Dataset items:
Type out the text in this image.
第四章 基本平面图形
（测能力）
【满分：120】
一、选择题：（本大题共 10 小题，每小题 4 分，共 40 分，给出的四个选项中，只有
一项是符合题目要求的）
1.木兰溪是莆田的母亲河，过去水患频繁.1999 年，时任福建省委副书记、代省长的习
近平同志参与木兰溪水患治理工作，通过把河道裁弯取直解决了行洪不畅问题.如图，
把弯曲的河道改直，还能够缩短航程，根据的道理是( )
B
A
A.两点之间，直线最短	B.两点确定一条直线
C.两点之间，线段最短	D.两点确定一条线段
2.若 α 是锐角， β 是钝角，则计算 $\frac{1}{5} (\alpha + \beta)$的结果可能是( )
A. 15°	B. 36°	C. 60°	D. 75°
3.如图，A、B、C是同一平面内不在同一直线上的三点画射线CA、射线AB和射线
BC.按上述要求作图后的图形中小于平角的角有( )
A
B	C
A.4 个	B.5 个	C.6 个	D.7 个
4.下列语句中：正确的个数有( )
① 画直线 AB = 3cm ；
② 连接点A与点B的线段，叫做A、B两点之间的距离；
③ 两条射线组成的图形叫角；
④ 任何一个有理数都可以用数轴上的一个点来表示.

> _Problem requirements_
Would you copy out each line exactly as written?

> _Task output_
Type out the text in this image.
第四章 基本平面图形
（测能力）
【满分：120】
一、选择题：（本大题共 10 小题，每小题 4 分，共 40 分，给出的四个选项中，只有
一项是符合题目要求的）
1.木兰溪是莆田的母亲河，过去水患频繁.1999 年，时任福建省委副书记、代省长的习
近平同志参与木兰溪水患治理工作，通过把河道裁弯取直解决了行洪不畅问题.如图，
把弯曲的河道改直，还能够缩短航程，根据的道理是( )
B
A
A.两点之间，直线最短	B.两点确定一条直线
C.两点之间，线段最短	D.两点确定一条线段
2.若 α 是锐角， β 是钝角，则计算 $\frac{1}{5} (\alpha + \beta)$的结果可能是( )
A. 15°	B. 36°	C. 60°	D. 75°
3.如图，A、B、C是同一平面内不在同一直线上的三点画射线CA、射线AB和射线
BC.按上述要求作图后的图形中小于平角的角有( )
A
B	C
A.4 个	B.5 个	C.6 个	D.7 个
4.下列语句中：正确的个数有( )
① 画直线 AB = 3cm ；
② 连接点A与点B的线段，叫做A、B两点之间的距离；
③ 两条射线组成的图形叫角；
④ 任何一个有理数都可以用数轴上的一个点来表示.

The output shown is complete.